— start Passage shown —
The angular dependence of the bend sensitivities for the three outer core FPI cavities show an elegant “8”-shaped pattern, showing good symmetry. Additionally, the curvature sensitivities of FPI₂, FPI₄, and FPI₆ reach the maximum when θ = 0°, θ = 240°and θ = 120°respectively, which verifies that the above alignment process is reliable.

In order to obtain the specific sensitivity expression of every FPI, we represent the curvature sensitivities of the three FPIs as functions of the fiber orientation in cartesian coordinates, as shown in Figure 10a. The expression of the sinusoidal fitting curve can be written as follows:

$$S_2=(-0.006524+0.1957\cos (0.0175\theta )+0.002104\sin (0.0175\theta ))\begin{array}{c}\end{array}{\mathrm{nm}/\mathrm{m}}^{-1}$$

(9)

$$S_4=(-0.002587-0.09925\cos (0.0175\theta )-0.1726\sin (0.0175\theta ))\begin{array}{c}\end{array}{\mathrm{nm}/\mathrm{m}}^{-1}$$

(10)

$$S_6=(-0.001448-0.09804\cos (0.0175\theta )+0.1655\sin (0.0175\theta ))\begin{array}{c}\end{array}{\mathrm{nm}/\mathrm{m}}^{-1}$$

(11)

where $S_2$, $S_4$, $S_6$ are the sensitivities of the three FPIs, respectively.

In order to test the performance of the system, we measured a set of spectra for nine random different curvature magnitudes $C_{1~9}$ in the range of 0 to 12.3 ${\mathrm{m}}^{-1}$ and orientations angles ${\theta }_{1~9}^R$ from 0° to 360°. For a set of curvature magnitudes $C_1$ and orientation angles ${\theta }_1^R$, the wavelength shifts in the three cores are $\mathsf{\Delta }{\lambda }_1^2$, $\mathsf{\Delta }{\lambda }_1^4$, $\mathsf{\Delta }{\lambda }_1^6$. The relationship between the wavelength shift and the curvature magnitude can be expressed as follows:

$$\mathsf{\Delta }{\lambda }_1^2=C_1(-0.006524+0.1957\cos (0.0175{\theta }_1^R)+0.002104\sin (0.0175{\theta }_1^R))$$

(12)
— end Passage shown —
## Exercise task A
Substitute "point-marker" for "data-point" in the rows, from the first row through the line containing "data-point <box>280 236 290 247</box>", and give only those lines with everything else unchanged.
— start Records for the task —
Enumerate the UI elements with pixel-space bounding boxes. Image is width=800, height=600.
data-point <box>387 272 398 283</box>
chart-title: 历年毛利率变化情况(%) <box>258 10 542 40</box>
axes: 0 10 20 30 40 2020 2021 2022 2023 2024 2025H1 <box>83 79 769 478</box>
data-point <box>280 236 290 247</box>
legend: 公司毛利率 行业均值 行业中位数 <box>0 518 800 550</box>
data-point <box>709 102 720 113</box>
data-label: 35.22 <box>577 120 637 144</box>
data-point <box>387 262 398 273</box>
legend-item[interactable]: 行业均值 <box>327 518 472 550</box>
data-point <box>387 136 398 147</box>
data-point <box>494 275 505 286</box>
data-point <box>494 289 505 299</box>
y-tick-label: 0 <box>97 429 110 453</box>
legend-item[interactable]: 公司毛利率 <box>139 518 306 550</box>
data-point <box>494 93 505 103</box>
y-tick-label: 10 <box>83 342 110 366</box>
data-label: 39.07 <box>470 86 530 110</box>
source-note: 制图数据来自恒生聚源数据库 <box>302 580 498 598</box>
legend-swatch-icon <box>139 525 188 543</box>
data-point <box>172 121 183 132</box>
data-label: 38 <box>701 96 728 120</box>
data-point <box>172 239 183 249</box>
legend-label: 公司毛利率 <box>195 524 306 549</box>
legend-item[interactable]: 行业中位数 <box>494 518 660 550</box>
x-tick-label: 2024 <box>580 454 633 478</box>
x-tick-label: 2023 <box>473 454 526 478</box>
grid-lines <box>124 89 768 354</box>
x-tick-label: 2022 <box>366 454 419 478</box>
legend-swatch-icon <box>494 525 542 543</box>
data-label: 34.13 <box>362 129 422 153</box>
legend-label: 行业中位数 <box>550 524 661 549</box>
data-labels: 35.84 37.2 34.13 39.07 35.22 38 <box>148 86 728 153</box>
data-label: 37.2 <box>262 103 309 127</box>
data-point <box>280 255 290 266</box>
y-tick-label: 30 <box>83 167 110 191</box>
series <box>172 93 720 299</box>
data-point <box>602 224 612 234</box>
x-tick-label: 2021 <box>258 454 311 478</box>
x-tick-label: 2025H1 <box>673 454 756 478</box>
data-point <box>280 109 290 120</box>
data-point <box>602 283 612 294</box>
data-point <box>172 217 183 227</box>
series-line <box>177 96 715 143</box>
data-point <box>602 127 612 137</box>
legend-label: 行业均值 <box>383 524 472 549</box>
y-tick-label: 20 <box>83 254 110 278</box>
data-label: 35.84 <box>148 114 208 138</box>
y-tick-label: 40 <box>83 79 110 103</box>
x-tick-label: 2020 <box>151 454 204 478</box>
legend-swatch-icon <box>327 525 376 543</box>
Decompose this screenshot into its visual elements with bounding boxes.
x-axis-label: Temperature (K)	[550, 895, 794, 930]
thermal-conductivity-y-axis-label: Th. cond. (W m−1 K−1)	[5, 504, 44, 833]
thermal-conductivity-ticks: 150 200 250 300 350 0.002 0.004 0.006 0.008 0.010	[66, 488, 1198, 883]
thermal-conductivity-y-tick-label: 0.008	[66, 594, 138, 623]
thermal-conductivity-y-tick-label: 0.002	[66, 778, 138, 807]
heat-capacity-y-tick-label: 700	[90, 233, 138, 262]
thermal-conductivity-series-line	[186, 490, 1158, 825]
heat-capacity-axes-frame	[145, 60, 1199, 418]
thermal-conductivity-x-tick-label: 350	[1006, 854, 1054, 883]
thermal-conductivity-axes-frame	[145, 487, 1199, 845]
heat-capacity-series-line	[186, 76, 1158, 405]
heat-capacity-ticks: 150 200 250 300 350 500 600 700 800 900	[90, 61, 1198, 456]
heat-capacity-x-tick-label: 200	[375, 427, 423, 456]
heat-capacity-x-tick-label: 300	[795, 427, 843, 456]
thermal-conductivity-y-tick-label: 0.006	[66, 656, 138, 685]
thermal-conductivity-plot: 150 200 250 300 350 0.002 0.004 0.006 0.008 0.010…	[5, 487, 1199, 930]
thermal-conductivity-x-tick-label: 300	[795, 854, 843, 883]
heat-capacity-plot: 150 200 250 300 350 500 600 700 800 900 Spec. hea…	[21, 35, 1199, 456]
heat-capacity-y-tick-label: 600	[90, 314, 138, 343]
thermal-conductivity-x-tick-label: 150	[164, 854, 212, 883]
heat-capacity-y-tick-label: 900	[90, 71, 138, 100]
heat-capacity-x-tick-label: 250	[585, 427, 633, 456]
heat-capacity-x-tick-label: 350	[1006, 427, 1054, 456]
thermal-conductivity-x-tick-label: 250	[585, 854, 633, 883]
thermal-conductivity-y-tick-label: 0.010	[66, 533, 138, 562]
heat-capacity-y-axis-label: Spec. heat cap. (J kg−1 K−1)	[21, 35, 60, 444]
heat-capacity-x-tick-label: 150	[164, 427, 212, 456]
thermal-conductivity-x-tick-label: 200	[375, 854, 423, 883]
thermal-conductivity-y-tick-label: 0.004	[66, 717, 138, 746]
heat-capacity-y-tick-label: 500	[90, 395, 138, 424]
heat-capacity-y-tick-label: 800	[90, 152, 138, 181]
— end Records for the task —
## Exercise task B
In the passage on fiber curvature sensing, at what orientation angle does the curvature sensitivity of FPI₄ reach its maximum?

## Worked solution A
Enumerate the UI elements with pixel-space bounding boxes. Image is width=800, height=600.
point-marker <box>387 272 398 283</box>
chart-title: 历年毛利率变化情况(%) <box>258 10 542 40</box>
axes: 0 10 20 30 40 2020 2021 2022 2023 2024 2025H1 <box>83 79 769 478</box>
point-marker <box>280 236 290 247</box>

## Worked solution B
θ = 240°